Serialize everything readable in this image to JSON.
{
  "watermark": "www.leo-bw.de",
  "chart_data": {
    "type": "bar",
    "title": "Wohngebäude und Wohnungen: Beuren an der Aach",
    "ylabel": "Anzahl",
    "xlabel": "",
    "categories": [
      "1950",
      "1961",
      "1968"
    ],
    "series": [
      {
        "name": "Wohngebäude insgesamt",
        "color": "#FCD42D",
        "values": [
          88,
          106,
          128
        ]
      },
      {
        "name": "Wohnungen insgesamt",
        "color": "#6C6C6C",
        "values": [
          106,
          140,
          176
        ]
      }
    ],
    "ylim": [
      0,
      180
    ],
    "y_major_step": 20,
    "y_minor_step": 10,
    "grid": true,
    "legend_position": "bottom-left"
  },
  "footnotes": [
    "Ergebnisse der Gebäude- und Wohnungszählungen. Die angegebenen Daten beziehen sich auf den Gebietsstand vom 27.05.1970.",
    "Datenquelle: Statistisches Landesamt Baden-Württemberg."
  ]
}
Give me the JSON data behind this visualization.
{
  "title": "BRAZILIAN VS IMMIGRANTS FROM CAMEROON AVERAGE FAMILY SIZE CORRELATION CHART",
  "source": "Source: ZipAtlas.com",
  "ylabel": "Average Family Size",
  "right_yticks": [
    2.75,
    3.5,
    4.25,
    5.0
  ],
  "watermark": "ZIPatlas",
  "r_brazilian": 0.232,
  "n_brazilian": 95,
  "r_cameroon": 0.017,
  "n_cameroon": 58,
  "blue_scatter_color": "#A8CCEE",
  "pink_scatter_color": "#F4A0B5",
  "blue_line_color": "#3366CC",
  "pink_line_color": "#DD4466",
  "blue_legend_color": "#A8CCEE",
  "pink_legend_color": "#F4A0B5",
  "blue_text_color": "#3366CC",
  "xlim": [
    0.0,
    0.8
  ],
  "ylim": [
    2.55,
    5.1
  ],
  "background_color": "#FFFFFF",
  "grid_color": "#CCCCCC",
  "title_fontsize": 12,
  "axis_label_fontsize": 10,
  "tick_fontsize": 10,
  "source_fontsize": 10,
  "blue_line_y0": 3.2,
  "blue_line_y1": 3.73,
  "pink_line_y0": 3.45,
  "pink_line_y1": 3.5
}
...
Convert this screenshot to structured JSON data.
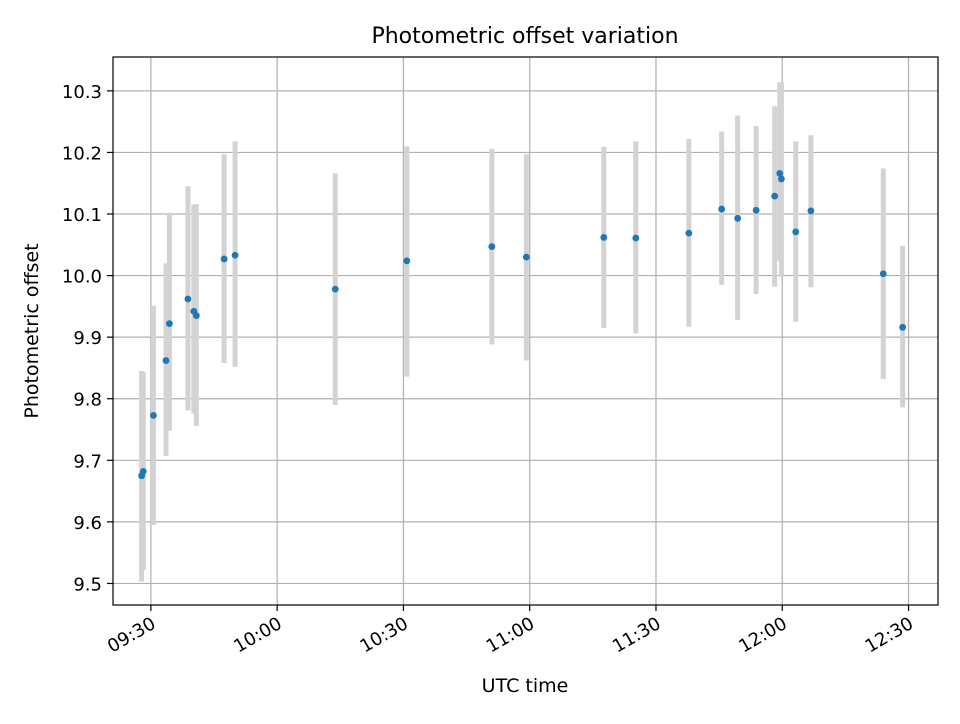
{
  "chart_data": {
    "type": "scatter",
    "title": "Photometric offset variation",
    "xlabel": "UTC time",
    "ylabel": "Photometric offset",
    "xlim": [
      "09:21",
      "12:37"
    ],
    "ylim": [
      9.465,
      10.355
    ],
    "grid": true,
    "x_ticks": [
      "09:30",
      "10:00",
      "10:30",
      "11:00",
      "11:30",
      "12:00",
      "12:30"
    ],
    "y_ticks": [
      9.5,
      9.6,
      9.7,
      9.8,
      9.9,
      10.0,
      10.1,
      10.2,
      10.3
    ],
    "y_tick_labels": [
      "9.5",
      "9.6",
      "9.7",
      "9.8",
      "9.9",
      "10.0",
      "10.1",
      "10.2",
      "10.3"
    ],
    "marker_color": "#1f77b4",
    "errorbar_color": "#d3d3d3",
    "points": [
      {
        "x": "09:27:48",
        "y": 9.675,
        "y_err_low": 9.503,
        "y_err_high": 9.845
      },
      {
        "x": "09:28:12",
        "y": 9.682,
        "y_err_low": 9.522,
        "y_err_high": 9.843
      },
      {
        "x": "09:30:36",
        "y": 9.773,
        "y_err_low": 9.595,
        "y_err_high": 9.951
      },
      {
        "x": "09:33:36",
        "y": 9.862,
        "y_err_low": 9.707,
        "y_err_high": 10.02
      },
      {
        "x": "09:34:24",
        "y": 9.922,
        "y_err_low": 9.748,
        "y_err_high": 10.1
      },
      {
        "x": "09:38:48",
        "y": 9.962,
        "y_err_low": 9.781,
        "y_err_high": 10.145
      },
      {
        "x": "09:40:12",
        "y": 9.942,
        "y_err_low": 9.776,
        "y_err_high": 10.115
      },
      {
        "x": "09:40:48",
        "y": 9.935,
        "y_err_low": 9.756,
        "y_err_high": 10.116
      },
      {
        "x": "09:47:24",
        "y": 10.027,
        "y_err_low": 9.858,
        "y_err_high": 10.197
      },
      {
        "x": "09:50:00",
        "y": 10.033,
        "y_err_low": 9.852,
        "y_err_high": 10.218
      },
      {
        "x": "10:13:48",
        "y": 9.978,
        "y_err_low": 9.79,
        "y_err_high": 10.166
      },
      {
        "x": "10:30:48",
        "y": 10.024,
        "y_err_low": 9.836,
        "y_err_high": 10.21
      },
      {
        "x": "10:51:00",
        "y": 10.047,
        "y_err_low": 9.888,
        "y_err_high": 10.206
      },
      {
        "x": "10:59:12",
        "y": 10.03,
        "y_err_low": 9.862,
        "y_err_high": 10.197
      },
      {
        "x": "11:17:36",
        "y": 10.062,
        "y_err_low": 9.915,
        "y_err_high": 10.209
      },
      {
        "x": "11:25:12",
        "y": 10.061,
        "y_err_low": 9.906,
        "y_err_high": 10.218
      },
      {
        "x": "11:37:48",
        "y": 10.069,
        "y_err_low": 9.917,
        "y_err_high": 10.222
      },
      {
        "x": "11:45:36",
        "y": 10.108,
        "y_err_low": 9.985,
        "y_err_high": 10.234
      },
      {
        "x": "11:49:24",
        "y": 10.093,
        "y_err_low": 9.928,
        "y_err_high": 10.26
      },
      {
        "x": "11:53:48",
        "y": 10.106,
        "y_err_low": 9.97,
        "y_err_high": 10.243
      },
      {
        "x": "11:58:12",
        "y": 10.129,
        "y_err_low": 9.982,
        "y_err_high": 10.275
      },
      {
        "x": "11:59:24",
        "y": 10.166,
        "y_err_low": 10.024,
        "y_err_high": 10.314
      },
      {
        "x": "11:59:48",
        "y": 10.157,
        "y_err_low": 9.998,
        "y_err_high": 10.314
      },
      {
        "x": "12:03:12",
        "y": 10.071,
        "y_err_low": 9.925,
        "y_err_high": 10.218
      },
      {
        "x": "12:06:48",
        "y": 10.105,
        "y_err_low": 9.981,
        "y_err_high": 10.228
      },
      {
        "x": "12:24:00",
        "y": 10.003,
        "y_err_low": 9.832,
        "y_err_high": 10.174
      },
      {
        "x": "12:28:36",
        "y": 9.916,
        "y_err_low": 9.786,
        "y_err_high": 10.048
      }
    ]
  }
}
---
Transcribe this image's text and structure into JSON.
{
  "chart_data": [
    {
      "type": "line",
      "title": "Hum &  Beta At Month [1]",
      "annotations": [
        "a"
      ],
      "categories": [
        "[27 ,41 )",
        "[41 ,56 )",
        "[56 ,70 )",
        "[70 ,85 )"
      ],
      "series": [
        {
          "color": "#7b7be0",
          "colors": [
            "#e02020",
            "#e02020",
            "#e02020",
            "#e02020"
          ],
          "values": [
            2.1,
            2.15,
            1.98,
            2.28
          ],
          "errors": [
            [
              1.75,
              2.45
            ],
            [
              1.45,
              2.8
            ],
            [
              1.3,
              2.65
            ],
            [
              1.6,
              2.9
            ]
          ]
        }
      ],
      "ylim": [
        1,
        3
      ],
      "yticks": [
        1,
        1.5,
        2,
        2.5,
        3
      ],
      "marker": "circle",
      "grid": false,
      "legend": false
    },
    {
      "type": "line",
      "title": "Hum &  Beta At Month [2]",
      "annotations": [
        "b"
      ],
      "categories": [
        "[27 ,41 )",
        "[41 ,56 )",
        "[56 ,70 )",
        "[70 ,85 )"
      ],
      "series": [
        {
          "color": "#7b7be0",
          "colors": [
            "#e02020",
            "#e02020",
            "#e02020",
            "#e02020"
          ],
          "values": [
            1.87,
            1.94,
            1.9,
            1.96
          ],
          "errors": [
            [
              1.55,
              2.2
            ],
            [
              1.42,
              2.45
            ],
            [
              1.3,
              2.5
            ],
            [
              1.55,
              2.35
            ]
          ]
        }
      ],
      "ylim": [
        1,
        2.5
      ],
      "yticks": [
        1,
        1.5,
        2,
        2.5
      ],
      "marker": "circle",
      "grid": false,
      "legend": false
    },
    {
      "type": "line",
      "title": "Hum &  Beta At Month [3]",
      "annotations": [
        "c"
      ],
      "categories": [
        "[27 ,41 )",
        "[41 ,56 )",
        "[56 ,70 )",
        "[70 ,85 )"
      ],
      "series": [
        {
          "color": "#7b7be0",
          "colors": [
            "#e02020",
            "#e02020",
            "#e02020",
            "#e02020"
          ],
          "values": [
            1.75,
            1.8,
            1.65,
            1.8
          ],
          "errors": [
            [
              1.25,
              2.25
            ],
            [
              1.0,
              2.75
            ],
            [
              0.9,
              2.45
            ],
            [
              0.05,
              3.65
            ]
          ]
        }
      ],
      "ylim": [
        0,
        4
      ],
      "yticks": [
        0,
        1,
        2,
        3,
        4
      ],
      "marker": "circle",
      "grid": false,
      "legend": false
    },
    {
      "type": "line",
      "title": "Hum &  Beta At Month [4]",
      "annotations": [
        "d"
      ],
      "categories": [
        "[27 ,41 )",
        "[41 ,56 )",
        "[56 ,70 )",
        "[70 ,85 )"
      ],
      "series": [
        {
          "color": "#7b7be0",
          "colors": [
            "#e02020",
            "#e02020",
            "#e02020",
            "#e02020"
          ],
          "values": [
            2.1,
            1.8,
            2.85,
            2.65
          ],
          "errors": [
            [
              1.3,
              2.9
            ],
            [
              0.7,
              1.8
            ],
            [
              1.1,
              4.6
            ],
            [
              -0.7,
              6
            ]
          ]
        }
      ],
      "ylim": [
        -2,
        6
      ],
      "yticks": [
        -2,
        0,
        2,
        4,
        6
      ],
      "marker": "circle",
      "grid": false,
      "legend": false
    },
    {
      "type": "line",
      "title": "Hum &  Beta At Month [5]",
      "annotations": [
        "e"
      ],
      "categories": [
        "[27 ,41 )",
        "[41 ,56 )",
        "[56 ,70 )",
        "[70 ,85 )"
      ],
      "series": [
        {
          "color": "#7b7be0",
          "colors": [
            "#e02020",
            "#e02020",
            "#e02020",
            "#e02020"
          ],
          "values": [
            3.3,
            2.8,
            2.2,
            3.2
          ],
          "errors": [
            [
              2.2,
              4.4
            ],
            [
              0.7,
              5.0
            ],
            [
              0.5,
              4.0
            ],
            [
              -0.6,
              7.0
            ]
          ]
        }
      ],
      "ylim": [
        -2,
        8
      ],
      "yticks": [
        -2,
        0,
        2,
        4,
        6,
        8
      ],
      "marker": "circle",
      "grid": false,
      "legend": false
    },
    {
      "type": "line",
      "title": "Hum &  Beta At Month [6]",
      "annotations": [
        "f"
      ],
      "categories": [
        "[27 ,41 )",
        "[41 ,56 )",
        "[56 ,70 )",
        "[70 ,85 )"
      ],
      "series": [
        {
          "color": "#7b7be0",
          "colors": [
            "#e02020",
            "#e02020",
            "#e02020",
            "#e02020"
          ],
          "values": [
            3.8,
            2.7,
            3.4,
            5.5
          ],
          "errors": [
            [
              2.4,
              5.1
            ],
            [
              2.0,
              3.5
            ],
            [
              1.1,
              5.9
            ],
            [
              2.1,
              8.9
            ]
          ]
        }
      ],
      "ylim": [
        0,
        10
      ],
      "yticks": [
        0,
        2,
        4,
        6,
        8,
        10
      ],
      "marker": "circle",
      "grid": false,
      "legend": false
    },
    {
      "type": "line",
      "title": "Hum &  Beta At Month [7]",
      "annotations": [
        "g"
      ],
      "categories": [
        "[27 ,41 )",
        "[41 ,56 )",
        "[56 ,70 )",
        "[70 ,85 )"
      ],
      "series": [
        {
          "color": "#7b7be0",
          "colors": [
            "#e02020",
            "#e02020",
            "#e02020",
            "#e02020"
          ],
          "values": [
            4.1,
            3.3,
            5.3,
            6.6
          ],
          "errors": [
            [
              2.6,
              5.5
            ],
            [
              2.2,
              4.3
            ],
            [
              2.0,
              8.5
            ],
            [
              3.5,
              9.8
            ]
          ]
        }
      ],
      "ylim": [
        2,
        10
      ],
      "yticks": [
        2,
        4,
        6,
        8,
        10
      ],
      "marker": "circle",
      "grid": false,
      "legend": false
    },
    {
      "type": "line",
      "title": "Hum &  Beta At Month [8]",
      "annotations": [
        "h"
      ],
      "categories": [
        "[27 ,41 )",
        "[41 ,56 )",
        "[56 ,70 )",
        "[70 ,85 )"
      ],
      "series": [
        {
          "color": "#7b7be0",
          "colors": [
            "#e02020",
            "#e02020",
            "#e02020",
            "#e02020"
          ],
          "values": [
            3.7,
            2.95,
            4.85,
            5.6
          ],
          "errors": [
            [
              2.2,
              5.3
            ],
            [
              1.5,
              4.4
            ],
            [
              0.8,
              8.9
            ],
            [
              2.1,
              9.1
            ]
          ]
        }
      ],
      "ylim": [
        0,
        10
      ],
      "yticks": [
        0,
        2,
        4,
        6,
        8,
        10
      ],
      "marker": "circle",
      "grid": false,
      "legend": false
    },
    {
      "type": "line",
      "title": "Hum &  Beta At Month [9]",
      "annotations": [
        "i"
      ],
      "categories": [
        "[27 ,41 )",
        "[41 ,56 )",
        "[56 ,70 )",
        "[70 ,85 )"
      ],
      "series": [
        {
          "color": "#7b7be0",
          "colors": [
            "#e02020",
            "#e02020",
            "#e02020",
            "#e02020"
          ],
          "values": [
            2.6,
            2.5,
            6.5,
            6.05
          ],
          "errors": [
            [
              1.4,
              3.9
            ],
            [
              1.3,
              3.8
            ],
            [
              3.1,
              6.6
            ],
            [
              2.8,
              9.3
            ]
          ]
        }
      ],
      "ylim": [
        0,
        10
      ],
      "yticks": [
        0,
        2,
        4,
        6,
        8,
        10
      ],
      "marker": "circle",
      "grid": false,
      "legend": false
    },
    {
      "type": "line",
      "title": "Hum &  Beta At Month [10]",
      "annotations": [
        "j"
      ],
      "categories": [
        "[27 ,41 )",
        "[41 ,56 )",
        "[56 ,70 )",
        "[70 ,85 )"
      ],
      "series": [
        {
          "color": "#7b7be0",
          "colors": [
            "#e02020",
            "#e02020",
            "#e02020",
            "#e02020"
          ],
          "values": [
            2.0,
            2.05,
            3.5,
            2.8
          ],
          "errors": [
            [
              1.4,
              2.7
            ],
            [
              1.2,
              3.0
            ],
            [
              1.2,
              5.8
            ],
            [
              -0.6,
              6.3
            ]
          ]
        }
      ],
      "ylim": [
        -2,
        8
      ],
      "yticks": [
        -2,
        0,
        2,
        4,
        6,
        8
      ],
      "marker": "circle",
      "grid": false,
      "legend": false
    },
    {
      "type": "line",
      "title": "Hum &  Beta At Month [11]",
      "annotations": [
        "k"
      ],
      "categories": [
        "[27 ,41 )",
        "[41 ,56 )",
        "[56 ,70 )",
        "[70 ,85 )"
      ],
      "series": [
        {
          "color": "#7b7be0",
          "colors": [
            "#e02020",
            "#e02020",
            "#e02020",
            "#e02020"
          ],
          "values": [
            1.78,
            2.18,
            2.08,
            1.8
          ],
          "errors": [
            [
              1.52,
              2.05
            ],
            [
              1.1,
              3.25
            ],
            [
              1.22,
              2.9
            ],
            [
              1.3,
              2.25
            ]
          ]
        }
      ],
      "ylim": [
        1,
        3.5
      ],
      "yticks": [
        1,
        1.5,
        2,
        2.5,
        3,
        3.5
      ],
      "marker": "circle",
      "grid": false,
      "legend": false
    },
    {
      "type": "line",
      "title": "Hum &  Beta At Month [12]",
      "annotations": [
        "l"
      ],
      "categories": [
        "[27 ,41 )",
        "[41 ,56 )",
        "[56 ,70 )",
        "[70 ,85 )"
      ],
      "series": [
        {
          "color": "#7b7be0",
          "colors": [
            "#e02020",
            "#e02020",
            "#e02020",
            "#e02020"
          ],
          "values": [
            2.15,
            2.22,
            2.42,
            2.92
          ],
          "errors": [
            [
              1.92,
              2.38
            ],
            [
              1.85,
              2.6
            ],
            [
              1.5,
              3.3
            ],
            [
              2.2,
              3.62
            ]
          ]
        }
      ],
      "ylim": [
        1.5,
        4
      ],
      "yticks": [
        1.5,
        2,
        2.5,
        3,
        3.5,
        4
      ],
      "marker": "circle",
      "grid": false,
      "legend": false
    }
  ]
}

▶ **Direction**: Provide only the count of lines in the data above that include the string "image".

▶ **The completed task**: 2